Aim of the task. Write every record out again exactly, and keep images out of it.

Information shown.
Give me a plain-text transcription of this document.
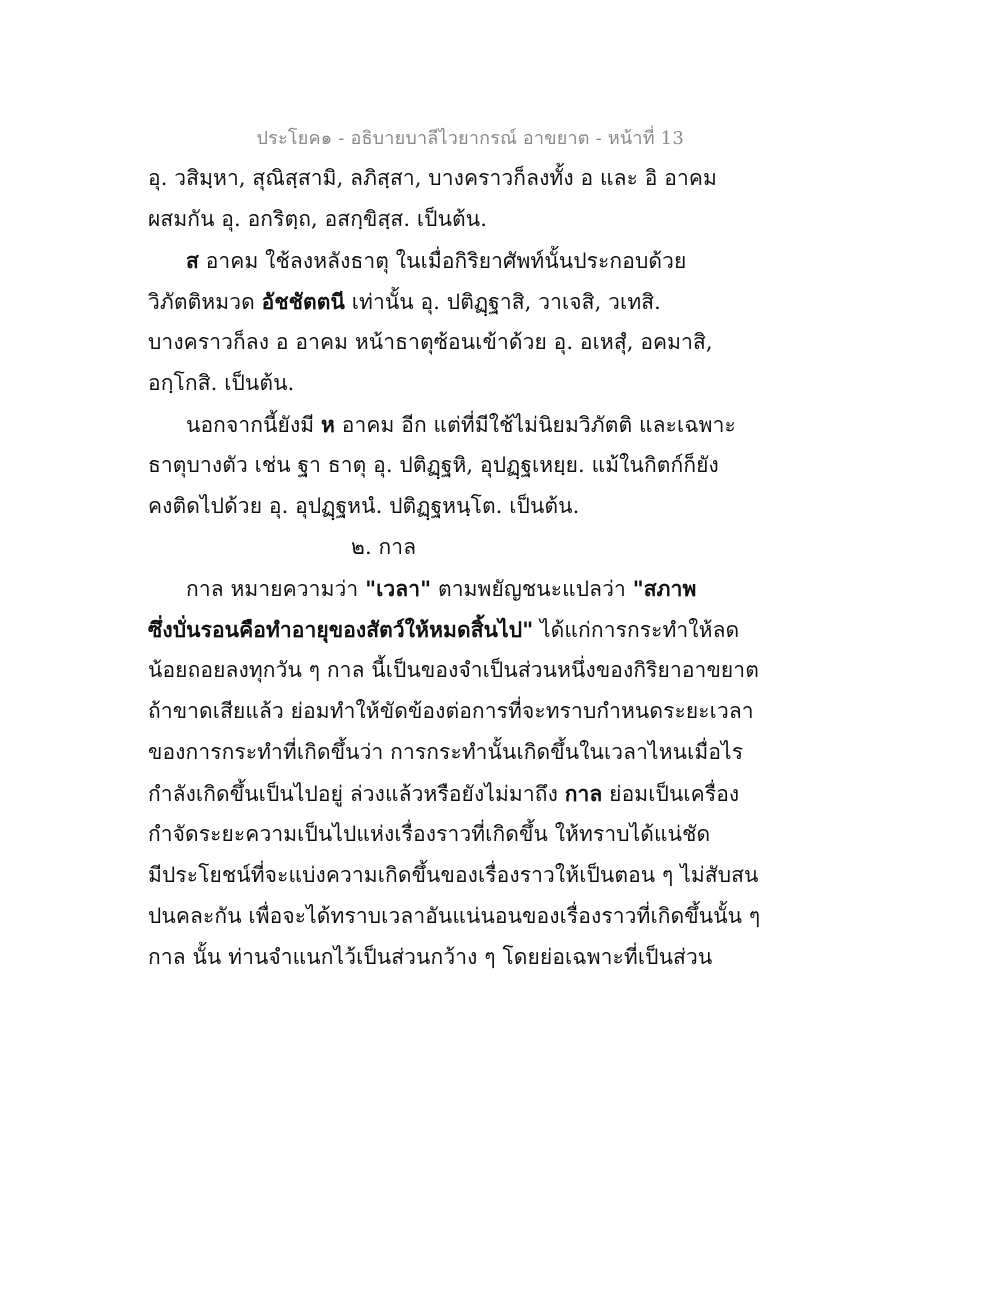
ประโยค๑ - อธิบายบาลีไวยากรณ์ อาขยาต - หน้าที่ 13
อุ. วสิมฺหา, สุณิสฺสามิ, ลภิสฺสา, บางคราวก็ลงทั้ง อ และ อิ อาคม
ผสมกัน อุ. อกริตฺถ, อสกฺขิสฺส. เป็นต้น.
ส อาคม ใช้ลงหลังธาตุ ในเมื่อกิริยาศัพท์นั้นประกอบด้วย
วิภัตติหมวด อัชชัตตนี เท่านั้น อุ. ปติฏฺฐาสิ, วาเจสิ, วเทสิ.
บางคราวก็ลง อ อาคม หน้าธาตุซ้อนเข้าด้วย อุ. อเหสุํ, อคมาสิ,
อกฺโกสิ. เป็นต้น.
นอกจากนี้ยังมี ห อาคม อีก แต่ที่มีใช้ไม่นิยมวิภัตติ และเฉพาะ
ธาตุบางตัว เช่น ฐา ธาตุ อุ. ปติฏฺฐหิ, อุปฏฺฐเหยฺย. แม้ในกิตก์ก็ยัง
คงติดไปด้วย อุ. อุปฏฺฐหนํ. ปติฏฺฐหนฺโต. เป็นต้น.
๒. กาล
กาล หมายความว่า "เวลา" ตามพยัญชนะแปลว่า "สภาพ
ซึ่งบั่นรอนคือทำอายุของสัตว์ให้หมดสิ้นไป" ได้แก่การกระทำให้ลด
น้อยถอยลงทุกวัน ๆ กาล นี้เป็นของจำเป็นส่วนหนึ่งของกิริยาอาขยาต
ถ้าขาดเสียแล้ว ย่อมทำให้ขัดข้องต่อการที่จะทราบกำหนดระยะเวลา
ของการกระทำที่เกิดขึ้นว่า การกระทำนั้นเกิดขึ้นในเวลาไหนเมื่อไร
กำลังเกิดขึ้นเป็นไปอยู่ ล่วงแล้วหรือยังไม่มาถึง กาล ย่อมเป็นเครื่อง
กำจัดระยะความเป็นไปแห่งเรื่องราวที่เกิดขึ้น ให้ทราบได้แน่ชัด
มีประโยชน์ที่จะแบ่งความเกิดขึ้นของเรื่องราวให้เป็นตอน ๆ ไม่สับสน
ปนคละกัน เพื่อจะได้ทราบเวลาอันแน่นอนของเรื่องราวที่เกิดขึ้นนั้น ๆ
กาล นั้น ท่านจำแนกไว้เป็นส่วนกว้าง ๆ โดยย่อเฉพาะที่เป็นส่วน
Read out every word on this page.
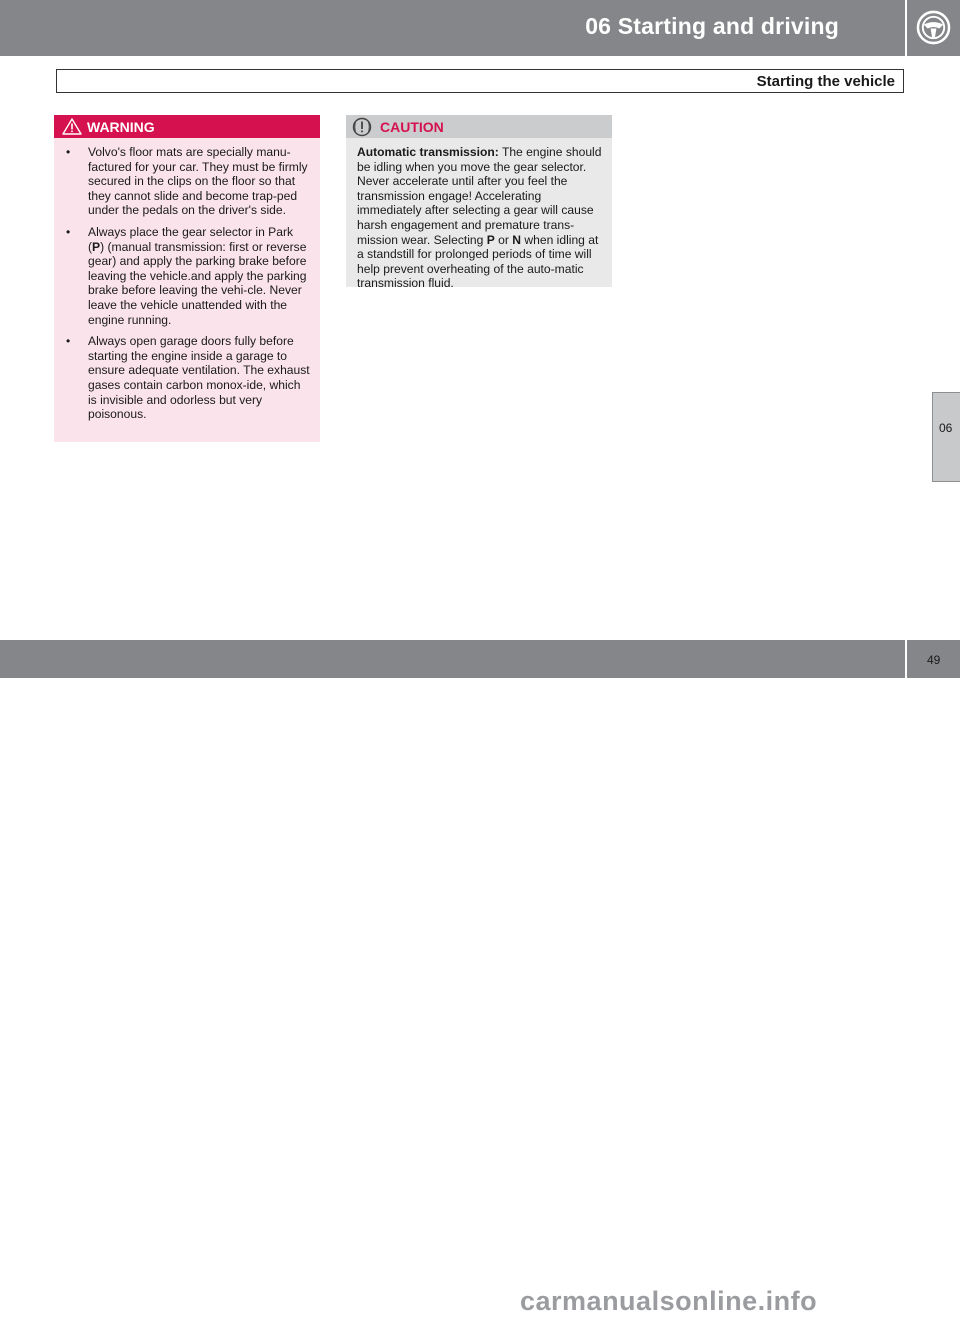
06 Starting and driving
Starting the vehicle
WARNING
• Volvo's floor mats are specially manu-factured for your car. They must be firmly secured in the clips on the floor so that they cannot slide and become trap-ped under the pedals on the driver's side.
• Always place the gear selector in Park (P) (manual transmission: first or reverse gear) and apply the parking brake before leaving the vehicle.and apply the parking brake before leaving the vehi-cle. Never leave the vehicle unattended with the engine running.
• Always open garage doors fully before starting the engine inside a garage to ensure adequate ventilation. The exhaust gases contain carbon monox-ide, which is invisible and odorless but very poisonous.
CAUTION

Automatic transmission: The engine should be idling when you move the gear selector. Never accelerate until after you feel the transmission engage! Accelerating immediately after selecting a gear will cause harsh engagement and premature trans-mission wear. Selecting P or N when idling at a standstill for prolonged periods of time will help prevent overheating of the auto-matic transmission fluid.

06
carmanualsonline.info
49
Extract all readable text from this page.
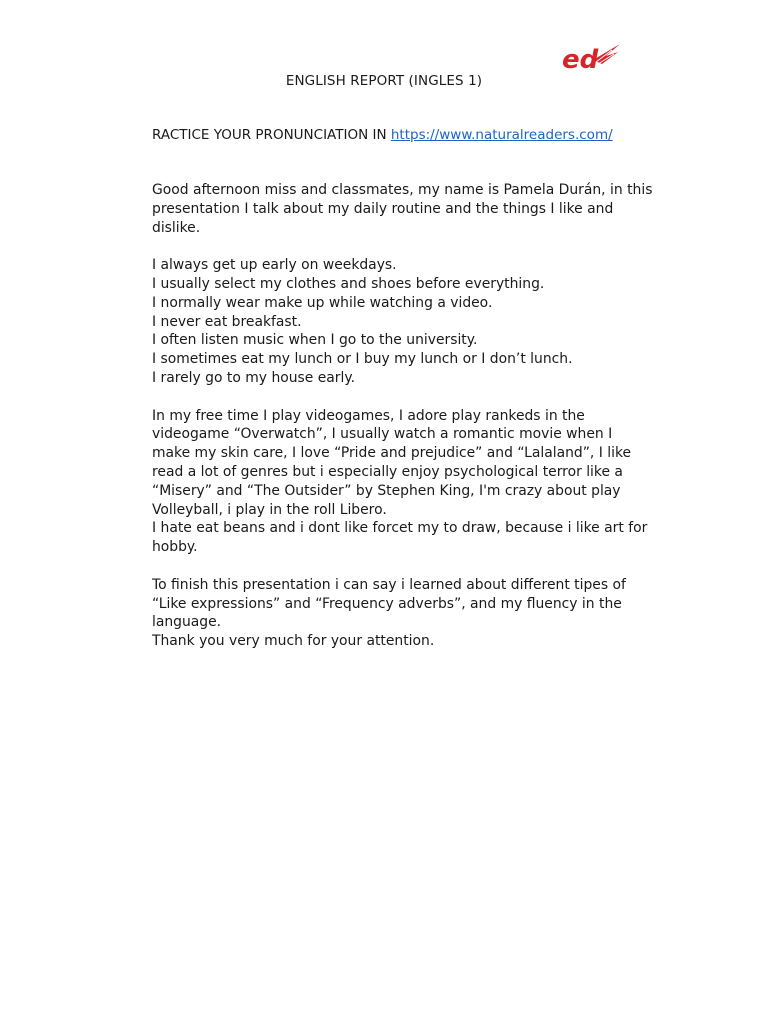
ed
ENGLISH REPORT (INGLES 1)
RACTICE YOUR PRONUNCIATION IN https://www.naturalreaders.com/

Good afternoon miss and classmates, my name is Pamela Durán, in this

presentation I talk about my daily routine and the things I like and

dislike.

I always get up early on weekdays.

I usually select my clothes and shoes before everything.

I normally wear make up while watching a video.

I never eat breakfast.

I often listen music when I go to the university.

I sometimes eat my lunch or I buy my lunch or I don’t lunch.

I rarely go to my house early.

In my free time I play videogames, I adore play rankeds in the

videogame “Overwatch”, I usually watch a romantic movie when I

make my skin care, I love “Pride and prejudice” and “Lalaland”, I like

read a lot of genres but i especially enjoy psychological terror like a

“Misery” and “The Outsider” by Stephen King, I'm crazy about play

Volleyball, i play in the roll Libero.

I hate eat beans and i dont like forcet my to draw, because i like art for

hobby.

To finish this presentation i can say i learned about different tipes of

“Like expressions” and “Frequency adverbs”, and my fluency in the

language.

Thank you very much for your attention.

The result.
Give me a plain-text transcription of this document.
ประโยค๑ - อธิบายบาลีไวยากรณ์ อาขยาต - หน้าที่ 13
อุ. วสิมฺหา, สุณิสฺสามิ, ลภิสฺสา, บางคราวก็ลงทั้ง อ และ อิ อาคม
ผสมกัน อุ. อกริตฺถ, อสกฺขิสฺส. เป็นต้น.
ส อาคม ใช้ลงหลังธาตุ ในเมื่อกิริยาศัพท์นั้นประกอบด้วย
วิภัตติหมวด อัชชัตตนี เท่านั้น อุ. ปติฏฺฐาสิ, วาเจสิ, วเทสิ.
บางคราวก็ลง อ อาคม หน้าธาตุซ้อนเข้าด้วย อุ. อเหสุํ, อคมาสิ,
อกฺโกสิ. เป็นต้น.
นอกจากนี้ยังมี ห อาคม อีก แต่ที่มีใช้ไม่นิยมวิภัตติ และเฉพาะ
ธาตุบางตัว เช่น ฐา ธาตุ อุ. ปติฏฺฐหิ, อุปฏฺฐเหยฺย. แม้ในกิตก์ก็ยัง
คงติดไปด้วย อุ. อุปฏฺฐหนํ. ปติฏฺฐหนฺโต. เป็นต้น.
๒. กาล
กาล หมายความว่า "เวลา" ตามพยัญชนะแปลว่า "สภาพ
ซึ่งบั่นรอนคือทำอายุของสัตว์ให้หมดสิ้นไป" ได้แก่การกระทำให้ลด
น้อยถอยลงทุกวัน ๆ กาล นี้เป็นของจำเป็นส่วนหนึ่งของกิริยาอาขยาต
ถ้าขาดเสียแล้ว ย่อมทำให้ขัดข้องต่อการที่จะทราบกำหนดระยะเวลา
ของการกระทำที่เกิดขึ้นว่า การกระทำนั้นเกิดขึ้นในเวลาไหนเมื่อไร
กำลังเกิดขึ้นเป็นไปอยู่ ล่วงแล้วหรือยังไม่มาถึง กาล ย่อมเป็นเครื่อง
กำจัดระยะความเป็นไปแห่งเรื่องราวที่เกิดขึ้น ให้ทราบได้แน่ชัด
มีประโยชน์ที่จะแบ่งความเกิดขึ้นของเรื่องราวให้เป็นตอน ๆ ไม่สับสน
ปนคละกัน เพื่อจะได้ทราบเวลาอันแน่นอนของเรื่องราวที่เกิดขึ้นนั้น ๆ
กาล นั้น ท่านจำแนกไว้เป็นส่วนกว้าง ๆ โดยย่อเฉพาะที่เป็นส่วน
Read out every word on this page.
06 Starting and driving
Starting the vehicle
WARNING
• Volvo's floor mats are specially manu-factured for your car. They must be firmly secured in the clips on the floor so that they cannot slide and become trap-ped under the pedals on the driver's side.
• Always place the gear selector in Park (P) (manual transmission: first or reverse gear) and apply the parking brake before leaving the vehicle.and apply the parking brake before leaving the vehi-cle. Never leave the vehicle unattended with the engine running.
• Always open garage doors fully before starting the engine inside a garage to ensure adequate ventilation. The exhaust gases contain carbon monox-ide, which is invisible and odorless but very poisonous.
CAUTION

Automatic transmission: The engine should be idling when you move the gear selector. Never accelerate until after you feel the transmission engage! Accelerating immediately after selecting a gear will cause harsh engagement and premature trans-mission wear. Selecting P or N when idling at a standstill for prolonged periods of time will help prevent overheating of the auto-matic transmission fluid.

06
carmanualsonline.info
49
Extract all readable text from this page.
ed
ENGLISH REPORT (INGLES 1)
RACTICE YOUR PRONUNCIATION IN https://www.naturalreaders.com/

Good afternoon miss and classmates, my name is Pamela Durán, in this

presentation I talk about my daily routine and the things I like and

dislike.

I always get up early on weekdays.

I usually select my clothes and shoes before everything.

I normally wear make up while watching a video.

I never eat breakfast.

I often listen music when I go to the university.

I sometimes eat my lunch or I buy my lunch or I don’t lunch.

I rarely go to my house early.

In my free time I play videogames, I adore play rankeds in the

videogame “Overwatch”, I usually watch a romantic movie when I

make my skin care, I love “Pride and prejudice” and “Lalaland”, I like

read a lot of genres but i especially enjoy psychological terror like a

“Misery” and “The Outsider” by Stephen King, I'm crazy about play

Volleyball, i play in the roll Libero.

I hate eat beans and i dont like forcet my to draw, because i like art for

hobby.

To finish this presentation i can say i learned about different tipes of

“Like expressions” and “Frequency adverbs”, and my fluency in the

language.

Thank you very much for your attention.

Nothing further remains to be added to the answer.